** The exercise **
Reproduce all of the listing below without alteration.

** Data to process **
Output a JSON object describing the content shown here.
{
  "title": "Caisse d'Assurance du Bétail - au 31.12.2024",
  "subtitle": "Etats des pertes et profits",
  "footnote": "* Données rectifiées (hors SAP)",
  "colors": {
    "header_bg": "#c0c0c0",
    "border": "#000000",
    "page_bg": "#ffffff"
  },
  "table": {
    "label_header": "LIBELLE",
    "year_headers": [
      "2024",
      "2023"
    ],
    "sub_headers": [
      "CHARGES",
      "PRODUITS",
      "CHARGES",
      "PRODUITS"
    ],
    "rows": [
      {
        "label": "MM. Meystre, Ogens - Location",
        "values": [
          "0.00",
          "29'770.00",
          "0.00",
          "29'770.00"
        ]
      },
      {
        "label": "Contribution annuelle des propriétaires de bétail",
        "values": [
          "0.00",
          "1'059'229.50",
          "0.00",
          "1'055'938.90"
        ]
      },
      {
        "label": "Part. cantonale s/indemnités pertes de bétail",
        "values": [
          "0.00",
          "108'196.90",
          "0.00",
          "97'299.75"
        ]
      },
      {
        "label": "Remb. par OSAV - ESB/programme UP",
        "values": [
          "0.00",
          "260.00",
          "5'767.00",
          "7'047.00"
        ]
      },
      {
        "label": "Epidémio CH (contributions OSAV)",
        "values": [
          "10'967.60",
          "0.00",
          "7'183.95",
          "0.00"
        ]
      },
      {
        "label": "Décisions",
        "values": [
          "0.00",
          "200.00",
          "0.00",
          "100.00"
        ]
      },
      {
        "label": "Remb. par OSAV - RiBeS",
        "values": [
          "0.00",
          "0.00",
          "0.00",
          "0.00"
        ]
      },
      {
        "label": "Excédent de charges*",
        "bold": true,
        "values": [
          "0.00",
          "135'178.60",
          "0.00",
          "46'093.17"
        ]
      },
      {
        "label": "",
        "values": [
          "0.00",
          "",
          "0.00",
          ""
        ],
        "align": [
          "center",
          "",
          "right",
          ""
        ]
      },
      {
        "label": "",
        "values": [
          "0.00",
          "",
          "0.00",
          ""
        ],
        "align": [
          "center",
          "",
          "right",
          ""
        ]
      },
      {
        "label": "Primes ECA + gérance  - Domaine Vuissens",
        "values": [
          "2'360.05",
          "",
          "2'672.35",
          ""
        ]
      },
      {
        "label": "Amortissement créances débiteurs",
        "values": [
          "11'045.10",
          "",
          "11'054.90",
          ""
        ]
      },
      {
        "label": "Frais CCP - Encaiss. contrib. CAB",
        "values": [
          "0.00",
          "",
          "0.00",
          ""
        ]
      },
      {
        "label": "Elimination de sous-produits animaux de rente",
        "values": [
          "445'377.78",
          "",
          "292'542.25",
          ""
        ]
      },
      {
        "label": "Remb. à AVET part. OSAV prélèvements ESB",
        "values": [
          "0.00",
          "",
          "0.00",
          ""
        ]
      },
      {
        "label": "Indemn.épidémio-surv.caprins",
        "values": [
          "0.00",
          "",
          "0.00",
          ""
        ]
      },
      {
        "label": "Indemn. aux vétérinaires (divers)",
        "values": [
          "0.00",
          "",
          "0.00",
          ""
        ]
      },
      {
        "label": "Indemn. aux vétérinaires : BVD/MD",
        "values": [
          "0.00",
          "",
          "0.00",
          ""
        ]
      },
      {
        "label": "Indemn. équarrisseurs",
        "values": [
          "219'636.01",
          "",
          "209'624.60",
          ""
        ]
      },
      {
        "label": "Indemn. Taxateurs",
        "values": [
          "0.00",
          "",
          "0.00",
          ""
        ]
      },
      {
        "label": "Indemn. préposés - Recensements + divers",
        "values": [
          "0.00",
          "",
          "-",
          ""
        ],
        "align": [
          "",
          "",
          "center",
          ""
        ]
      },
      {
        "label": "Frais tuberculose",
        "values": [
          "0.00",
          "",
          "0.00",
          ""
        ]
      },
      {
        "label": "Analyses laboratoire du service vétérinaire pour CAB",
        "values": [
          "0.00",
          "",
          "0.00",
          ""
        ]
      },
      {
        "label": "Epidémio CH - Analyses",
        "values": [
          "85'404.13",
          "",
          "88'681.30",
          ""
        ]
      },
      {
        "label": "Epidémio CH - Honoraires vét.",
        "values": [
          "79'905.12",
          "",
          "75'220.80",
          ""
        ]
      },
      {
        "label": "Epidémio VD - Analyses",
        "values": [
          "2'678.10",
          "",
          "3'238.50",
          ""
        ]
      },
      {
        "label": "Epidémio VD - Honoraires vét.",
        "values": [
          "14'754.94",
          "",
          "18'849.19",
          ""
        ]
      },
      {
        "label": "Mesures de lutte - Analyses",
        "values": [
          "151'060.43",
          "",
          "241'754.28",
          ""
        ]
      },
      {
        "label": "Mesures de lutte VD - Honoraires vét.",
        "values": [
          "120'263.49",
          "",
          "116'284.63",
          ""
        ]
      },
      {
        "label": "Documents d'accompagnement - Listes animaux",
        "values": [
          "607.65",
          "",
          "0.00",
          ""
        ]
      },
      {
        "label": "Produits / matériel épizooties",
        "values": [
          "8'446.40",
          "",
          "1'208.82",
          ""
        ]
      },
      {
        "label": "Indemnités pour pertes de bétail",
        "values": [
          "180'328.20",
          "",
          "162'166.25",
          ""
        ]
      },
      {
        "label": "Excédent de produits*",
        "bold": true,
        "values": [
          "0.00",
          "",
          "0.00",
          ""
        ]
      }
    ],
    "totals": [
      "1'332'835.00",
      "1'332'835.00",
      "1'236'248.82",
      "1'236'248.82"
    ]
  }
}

** Correct answer **
Output a JSON object describing the content shown here.
{
  "title": "Caisse d'Assurance du Bétail - au 31.12.2024",
  "subtitle": "Etats des pertes et profits",
  "footnote": "* Données rectifiées (hors SAP)",
  "colors": {
    "header_bg": "#c0c0c0",
    "border": "#000000",
    "page_bg": "#ffffff"
  },
  "table": {
    "label_header": "LIBELLE",
    "year_headers": [
      "2024",
      "2023"
    ],
    "sub_headers": [
      "CHARGES",
      "PRODUITS",
      "CHARGES",
      "PRODUITS"
    ],
    "rows": [
      {
        "label": "MM. Meystre, Ogens - Location",
        "values": [
          "0.00",
          "29'770.00",
          "0.00",
          "29'770.00"
        ]
      },
      {
        "label": "Contribution annuelle des propriétaires de bétail",
        "values": [
          "0.00",
          "1'059'229.50",
          "0.00",
          "1'055'938.90"
        ]
      },
      {
        "label": "Part. cantonale s/indemnités pertes de bétail",
        "values": [
          "0.00",
          "108'196.90",
          "0.00",
          "97'299.75"
        ]
      },
      {
        "label": "Remb. par OSAV - ESB/programme UP",
        "values": [
          "0.00",
          "260.00",
          "5'767.00",
          "7'047.00"
        ]
      },
      {
        "label": "Epidémio CH (contributions OSAV)",
        "values": [
          "10'967.60",
          "0.00",
          "7'183.95",
          "0.00"
        ]
      },
      {
        "label": "Décisions",
        "values": [
          "0.00",
          "200.00",
          "0.00",
          "100.00"
        ]
      },
      {
        "label": "Remb. par OSAV - RiBeS",
        "values": [
          "0.00",
          "0.00",
          "0.00",
          "0.00"
        ]
      },
      {
        "label": "Excédent de charges*",
        "bold": true,
        "values": [
          "0.00",
          "135'178.60",
          "0.00",
          "46'093.17"
        ]
      },
      {
        "label": "",
        "values": [
          "0.00",
          "",
          "0.00",
          ""
        ],
        "align": [
          "center",
          "",
          "right",
          ""
        ]
      },
      {
        "label": "",
        "values": [
          "0.00",
          "",
          "0.00",
          ""
        ],
        "align": [
          "center",
          "",
          "right",
          ""
        ]
      },
      {
        "label": "Primes ECA + gérance  - Domaine Vuissens",
        "values": [
          "2'360.05",
          "",
          "2'672.35",
          ""
        ]
      },
      {
        "label": "Amortissement créances débiteurs",
        "values": [
          "11'045.10",
          "",
          "11'054.90",
          ""
        ]
      },
      {
        "label": "Frais CCP - Encaiss. contrib. CAB",
        "values": [
          "0.00",
          "",
          "0.00",
          ""
        ]
      },
      {
        "label": "Elimination de sous-produits animaux de rente",
        "values": [
          "445'377.78",
          "",
          "292'542.25",
          ""
        ]
      },
      {
        "label": "Remb. à AVET part. OSAV prélèvements ESB",
        "values": [
          "0.00",
          "",
          "0.00",
          ""
        ]
      },
      {
        "label": "Indemn.épidémio-surv.caprins",
        "values": [
          "0.00",
          "",
          "0.00",
          ""
        ]
      },
      {
        "label": "Indemn. aux vétérinaires (divers)",
        "values": [
          "0.00",
          "",
          "0.00",
          ""
        ]
      },
      {
        "label": "Indemn. aux vétérinaires : BVD/MD",
        "values": [
          "0.00",
          "",
          "0.00",
          ""
        ]
      },
      {
        "label": "Indemn. équarrisseurs",
        "values": [
          "219'636.01",
          "",
          "209'624.60",
          ""
        ]
      },
      {
        "label": "Indemn. Taxateurs",
        "values": [
          "0.00",
          "",
          "0.00",
          ""
        ]
      },
      {
        "label": "Indemn. préposés - Recensements + divers",
        "values": [
          "0.00",
          "",
          "-",
          ""
        ],
        "align": [
          "",
          "",
          "center",
          ""
        ]
      },
      {
        "label": "Frais tuberculose",
        "values": [
          "0.00",
          "",
          "0.00",
          ""
        ]
      },
      {
        "label": "Analyses laboratoire du service vétérinaire pour CAB",
        "values": [
          "0.00",
          "",
          "0.00",
          ""
        ]
      },
      {
        "label": "Epidémio CH - Analyses",
        "values": [
          "85'404.13",
          "",
          "88'681.30",
          ""
        ]
      },
      {
        "label": "Epidémio CH - Honoraires vét.",
        "values": [
          "79'905.12",
          "",
          "75'220.80",
          ""
        ]
      },
      {
        "label": "Epidémio VD - Analyses",
        "values": [
          "2'678.10",
          "",
          "3'238.50",
          ""
        ]
      },
      {
        "label": "Epidémio VD - Honoraires vét.",
        "values": [
          "14'754.94",
          "",
          "18'849.19",
          ""
        ]
      },
      {
        "label": "Mesures de lutte - Analyses",
        "values": [
          "151'060.43",
          "",
          "241'754.28",
          ""
        ]
      },
      {
        "label": "Mesures de lutte VD - Honoraires vét.",
        "values": [
          "120'263.49",
          "",
          "116'284.63",
          ""
        ]
      },
      {
        "label": "Documents d'accompagnement - Listes animaux",
        "values": [
          "607.65",
          "",
          "0.00",
          ""
        ]
      },
      {
        "label": "Produits / matériel épizooties",
        "values": [
          "8'446.40",
          "",
          "1'208.82",
          ""
        ]
      },
      {
        "label": "Indemnités pour pertes de bétail",
        "values": [
          "180'328.20",
          "",
          "162'166.25",
          ""
        ]
      },
      {
        "label": "Excédent de produits*",
        "bold": true,
        "values": [
          "0.00",
          "",
          "0.00",
          ""
        ]
      }
    ],
    "totals": [
      "1'332'835.00",
      "1'332'835.00",
      "1'236'248.82",
      "1'236'248.82"
    ]
  }
}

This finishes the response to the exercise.